__THE PROBLEM__
Can you write out all the lines word for word, with no pictures?

__TASK INPUT__
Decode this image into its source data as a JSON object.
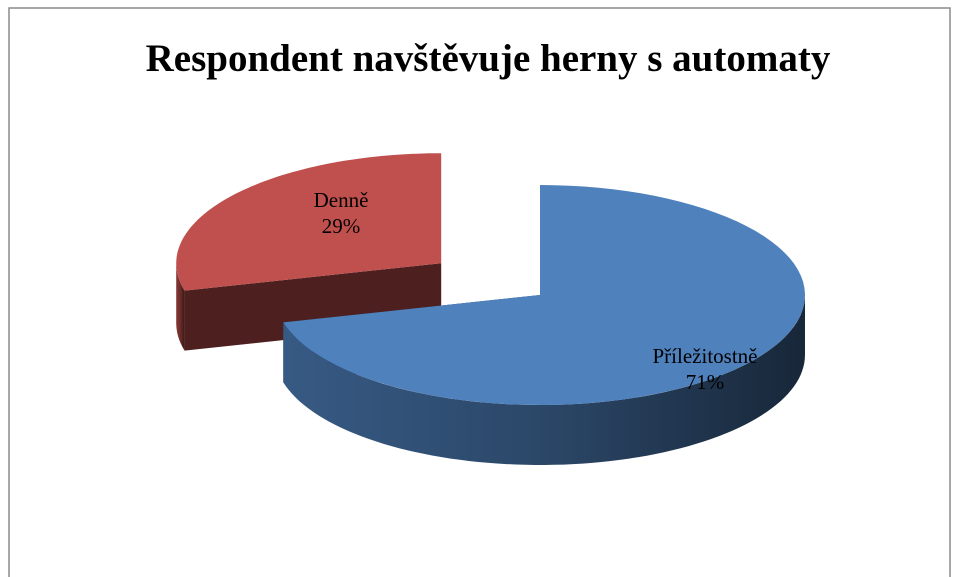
{
  "chart_data": {
    "type": "pie",
    "title": "Respondent navštěvuje herny s automaty",
    "categories": [
      "Příležitostně",
      "Denně"
    ],
    "values": [
      71,
      29
    ],
    "value_labels": [
      "71%",
      "29%"
    ],
    "colors": [
      "#4f81bd",
      "#c0504d"
    ]
  }
}
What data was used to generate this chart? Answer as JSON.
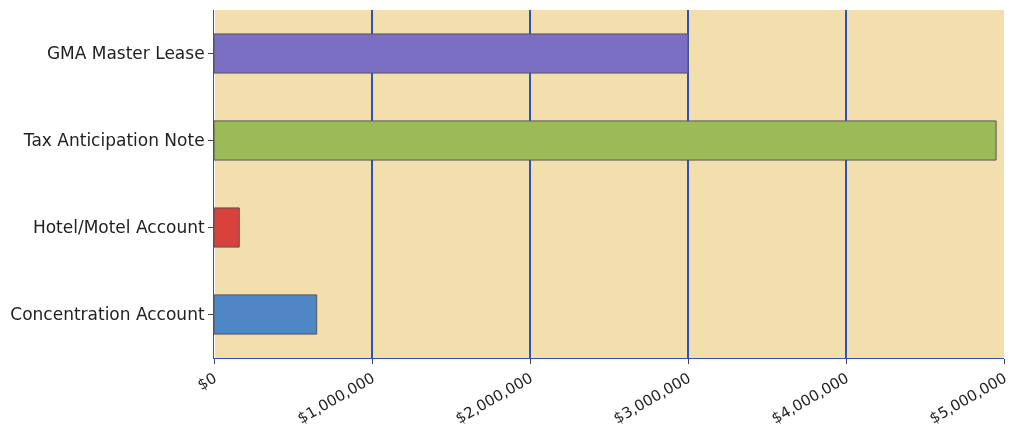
{
  "chart_data": {
    "type": "bar",
    "orientation": "horizontal",
    "categories": [
      "GMA Master Lease",
      "Tax Anticipation Note",
      "Hotel/Motel Account",
      "Concentration Account"
    ],
    "values": [
      3000000,
      4950000,
      160000,
      650000
    ],
    "colors": [
      "#7b6fc4",
      "#9bbb59",
      "#d9413c",
      "#4f86c6"
    ],
    "xlim": [
      0,
      5000000
    ],
    "xticks": [
      {
        "value": 0,
        "label": "$0"
      },
      {
        "value": 1000000,
        "label": "$1,000,000"
      },
      {
        "value": 2000000,
        "label": "$2,000,000"
      },
      {
        "value": 3000000,
        "label": "$3,000,000"
      },
      {
        "value": 4000000,
        "label": "$4,000,000"
      },
      {
        "value": 5000000,
        "label": "$5,000,000"
      }
    ],
    "grid": "x"
  }
}
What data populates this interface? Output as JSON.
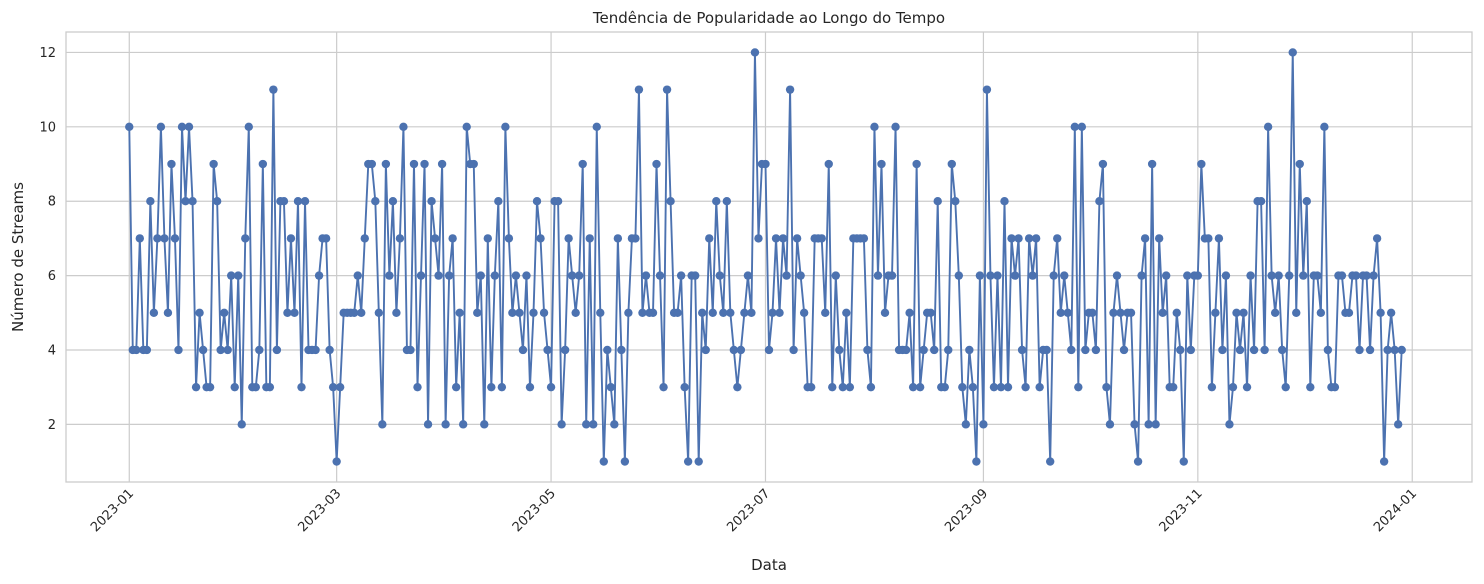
{
  "chart_data": {
    "type": "line",
    "title": "Tendência de Popularidade ao Longo do Tempo",
    "xlabel": "Data",
    "ylabel": "Número de Streams",
    "x_start": "2023-01-01",
    "x_end": "2023-12-31",
    "xlim": [
      "2022-12-14",
      "2024-01-18"
    ],
    "ylim": [
      0.45,
      12.55
    ],
    "x_ticks": [
      "2023-01-01",
      "2023-03-01",
      "2023-05-01",
      "2023-07-01",
      "2023-09-01",
      "2023-11-01",
      "2024-01-01"
    ],
    "x_tick_labels": [
      "2023-01",
      "2023-03",
      "2023-05",
      "2023-07",
      "2023-09",
      "2023-11",
      "2024-01"
    ],
    "y_ticks": [
      2,
      4,
      6,
      8,
      10,
      12
    ],
    "y_tick_labels": [
      "2",
      "4",
      "6",
      "8",
      "10",
      "12"
    ],
    "grid": true,
    "marker": "circle",
    "color": "#4c72b0",
    "series": [
      {
        "values": [
          10,
          4,
          4,
          7,
          4,
          4,
          8,
          5,
          7,
          10,
          7,
          5,
          9,
          7,
          4,
          10,
          8,
          10,
          8,
          3,
          5,
          4,
          3,
          3,
          9,
          8,
          4,
          5,
          4,
          6,
          3,
          6,
          2,
          7,
          10,
          3,
          3,
          4,
          9,
          3,
          3,
          11,
          4,
          8,
          8,
          5,
          7,
          5,
          8,
          3,
          8,
          4,
          4,
          4,
          6,
          7,
          7,
          4,
          3,
          1,
          3,
          5,
          5,
          5,
          5,
          6,
          5,
          7,
          9,
          9,
          8,
          5,
          2,
          9,
          6,
          8,
          5,
          7,
          10,
          4,
          4,
          9,
          3,
          6,
          9,
          2,
          8,
          7,
          6,
          9,
          2,
          6,
          7,
          3,
          5,
          2,
          10,
          9,
          9,
          5,
          6,
          2,
          7,
          3,
          6,
          8,
          3,
          10,
          7,
          5,
          6,
          5,
          4,
          6,
          3,
          5,
          8,
          7,
          5,
          4,
          3,
          8,
          8,
          2,
          4,
          7,
          6,
          5,
          6,
          9,
          2,
          7,
          2,
          10,
          5,
          1,
          4,
          3,
          2,
          7,
          4,
          1,
          5,
          7,
          7,
          11,
          5,
          6,
          5,
          5,
          9,
          6,
          3,
          11,
          8,
          5,
          5,
          6,
          3,
          1,
          6,
          6,
          1,
          5,
          4,
          7,
          5,
          8,
          6,
          5,
          8,
          5,
          4,
          3,
          4,
          5,
          6,
          5,
          12,
          7,
          9,
          9,
          4,
          5,
          7,
          5,
          7,
          6,
          11,
          4,
          7,
          6,
          5,
          3,
          3,
          7,
          7,
          7,
          5,
          9,
          3,
          6,
          4,
          3,
          5,
          3,
          7,
          7,
          7,
          7,
          4,
          3,
          10,
          6,
          9,
          5,
          6,
          6,
          10,
          4,
          4,
          4,
          5,
          3,
          9,
          3,
          4,
          5,
          5,
          4,
          8,
          3,
          3,
          4,
          9,
          8,
          6,
          3,
          2,
          4,
          3,
          1,
          6,
          2,
          11,
          6,
          3,
          6,
          3,
          8,
          3,
          7,
          6,
          7,
          4,
          3,
          7,
          6,
          7,
          3,
          4,
          4,
          1,
          6,
          7,
          5,
          6,
          5,
          4,
          10,
          3,
          10,
          4,
          5,
          5,
          4,
          8,
          9,
          3,
          2,
          5,
          6,
          5,
          4,
          5,
          5,
          2,
          1,
          6,
          7,
          2,
          9,
          2,
          7,
          5,
          6,
          3,
          3,
          5,
          4,
          1,
          6,
          4,
          6,
          6,
          9,
          7,
          7,
          3,
          5,
          7,
          4,
          6,
          2,
          3,
          5,
          4,
          5,
          3,
          6,
          4,
          8,
          8,
          4,
          10,
          6,
          5,
          6,
          4,
          3,
          6,
          12,
          5,
          9,
          6,
          8,
          3,
          6,
          6,
          5,
          10,
          4,
          3,
          3,
          6,
          6,
          5,
          5,
          6,
          6,
          4,
          6,
          6,
          4,
          6,
          7,
          5,
          1,
          4,
          5,
          4,
          2,
          4
        ]
      }
    ]
  }
}
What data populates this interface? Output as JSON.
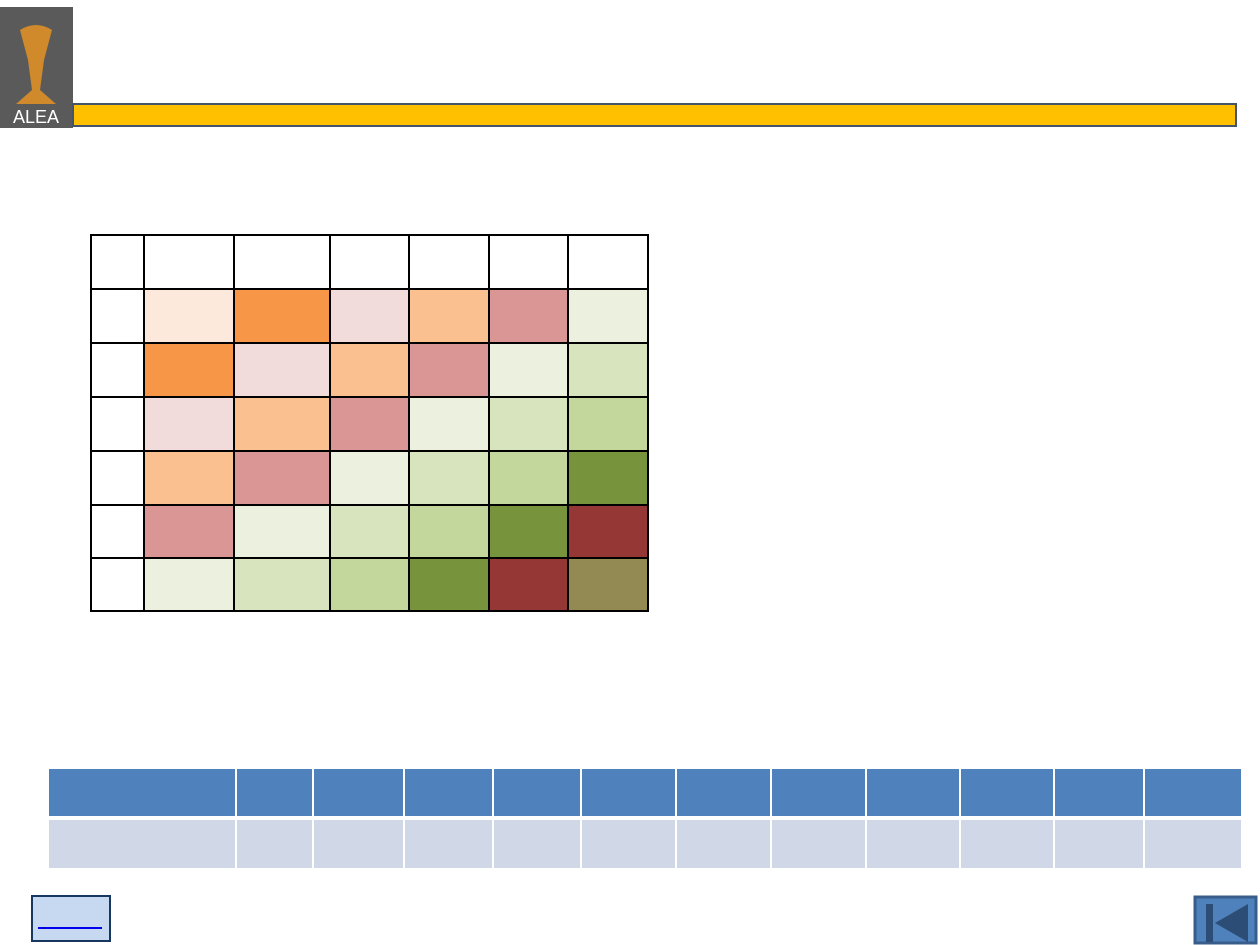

__ANSWER__
Decode this image into its source data as a JSON object.
{
  "chart_data": {
    "type": "pie",
    "title": "Respondent navštěvuje herny s automaty",
    "categories": [
      "Příležitostně",
      "Denně"
    ],
    "values": [
      71,
      29
    ],
    "value_labels": [
      "71%",
      "29%"
    ],
    "colors": [
      "#4f81bd",
      "#c0504d"
    ]
  }
}
What data was used to generate this chart? Answer as JSON.
{
  "chart_data": {
    "type": "bar",
    "orientation": "horizontal",
    "categories": [
      "GMA Master Lease",
      "Tax Anticipation Note",
      "Hotel/Motel Account",
      "Concentration Account"
    ],
    "values": [
      3000000,
      4950000,
      160000,
      650000
    ],
    "colors": [
      "#7b6fc4",
      "#9bbb59",
      "#d9413c",
      "#4f86c6"
    ],
    "xlim": [
      0,
      5000000
    ],
    "xticks": [
      {
        "value": 0,
        "label": "$0"
      },
      {
        "value": 1000000,
        "label": "$1,000,000"
      },
      {
        "value": 2000000,
        "label": "$2,000,000"
      },
      {
        "value": 3000000,
        "label": "$3,000,000"
      },
      {
        "value": 4000000,
        "label": "$4,000,000"
      },
      {
        "value": 5000000,
        "label": "$5,000,000"
      }
    ],
    "grid": "x"
  }
}
What data populates this interface? Output as JSON.
{
  "chart_data": {
    "type": "line",
    "title": "Tendência de Popularidade ao Longo do Tempo",
    "xlabel": "Data",
    "ylabel": "Número de Streams",
    "x_start": "2023-01-01",
    "x_end": "2023-12-31",
    "xlim": [
      "2022-12-14",
      "2024-01-18"
    ],
    "ylim": [
      0.45,
      12.55
    ],
    "x_ticks": [
      "2023-01-01",
      "2023-03-01",
      "2023-05-01",
      "2023-07-01",
      "2023-09-01",
      "2023-11-01",
      "2024-01-01"
    ],
    "x_tick_labels": [
      "2023-01",
      "2023-03",
      "2023-05",
      "2023-07",
      "2023-09",
      "2023-11",
      "2024-01"
    ],
    "y_ticks": [
      2,
      4,
      6,
      8,
      10,
      12
    ],
    "y_tick_labels": [
      "2",
      "4",
      "6",
      "8",
      "10",
      "12"
    ],
    "grid": true,
    "marker": "circle",
    "color": "#4c72b0",
    "series": [
      {
        "values": [
          10,
          4,
          4,
          7,
          4,
          4,
          8,
          5,
          7,
          10,
          7,
          5,
          9,
          7,
          4,
          10,
          8,
          10,
          8,
          3,
          5,
          4,
          3,
          3,
          9,
          8,
          4,
          5,
          4,
          6,
          3,
          6,
          2,
          7,
          10,
          3,
          3,
          4,
          9,
          3,
          3,
          11,
          4,
          8,
          8,
          5,
          7,
          5,
          8,
          3,
          8,
          4,
          4,
          4,
          6,
          7,
          7,
          4,
          3,
          1,
          3,
          5,
          5,
          5,
          5,
          6,
          5,
          7,
          9,
          9,
          8,
          5,
          2,
          9,
          6,
          8,
          5,
          7,
          10,
          4,
          4,
          9,
          3,
          6,
          9,
          2,
          8,
          7,
          6,
          9,
          2,
          6,
          7,
          3,
          5,
          2,
          10,
          9,
          9,
          5,
          6,
          2,
          7,
          3,
          6,
          8,
          3,
          10,
          7,
          5,
          6,
          5,
          4,
          6,
          3,
          5,
          8,
          7,
          5,
          4,
          3,
          8,
          8,
          2,
          4,
          7,
          6,
          5,
          6,
          9,
          2,
          7,
          2,
          10,
          5,
          1,
          4,
          3,
          2,
          7,
          4,
          1,
          5,
          7,
          7,
          11,
          5,
          6,
          5,
          5,
          9,
          6,
          3,
          11,
          8,
          5,
          5,
          6,
          3,
          1,
          6,
          6,
          1,
          5,
          4,
          7,
          5,
          8,
          6,
          5,
          8,
          5,
          4,
          3,
          4,
          5,
          6,
          5,
          12,
          7,
          9,
          9,
          4,
          5,
          7,
          5,
          7,
          6,
          11,
          4,
          7,
          6,
          5,
          3,
          3,
          7,
          7,
          7,
          5,
          9,
          3,
          6,
          4,
          3,
          5,
          3,
          7,
          7,
          7,
          7,
          4,
          3,
          10,
          6,
          9,
          5,
          6,
          6,
          10,
          4,
          4,
          4,
          5,
          3,
          9,
          3,
          4,
          5,
          5,
          4,
          8,
          3,
          3,
          4,
          9,
          8,
          6,
          3,
          2,
          4,
          3,
          1,
          6,
          2,
          11,
          6,
          3,
          6,
          3,
          8,
          3,
          7,
          6,
          7,
          4,
          3,
          7,
          6,
          7,
          3,
          4,
          4,
          1,
          6,
          7,
          5,
          6,
          5,
          4,
          10,
          3,
          10,
          4,
          5,
          5,
          4,
          8,
          9,
          3,
          2,
          5,
          6,
          5,
          4,
          5,
          5,
          2,
          1,
          6,
          7,
          2,
          9,
          2,
          7,
          5,
          6,
          3,
          3,
          5,
          4,
          1,
          6,
          4,
          6,
          6,
          9,
          7,
          7,
          3,
          5,
          7,
          4,
          6,
          2,
          3,
          5,
          4,
          5,
          3,
          6,
          4,
          8,
          8,
          4,
          10,
          6,
          5,
          6,
          4,
          3,
          6,
          12,
          5,
          9,
          6,
          8,
          3,
          6,
          6,
          5,
          10,
          4,
          3,
          3,
          6,
          6,
          5,
          5,
          6,
          6,
          4,
          6,
          6,
          4,
          6,
          7,
          5,
          1,
          4,
          5,
          4,
          2,
          4
        ]
      }
    ]
  }
}
What data populates this interface? Output as JSON.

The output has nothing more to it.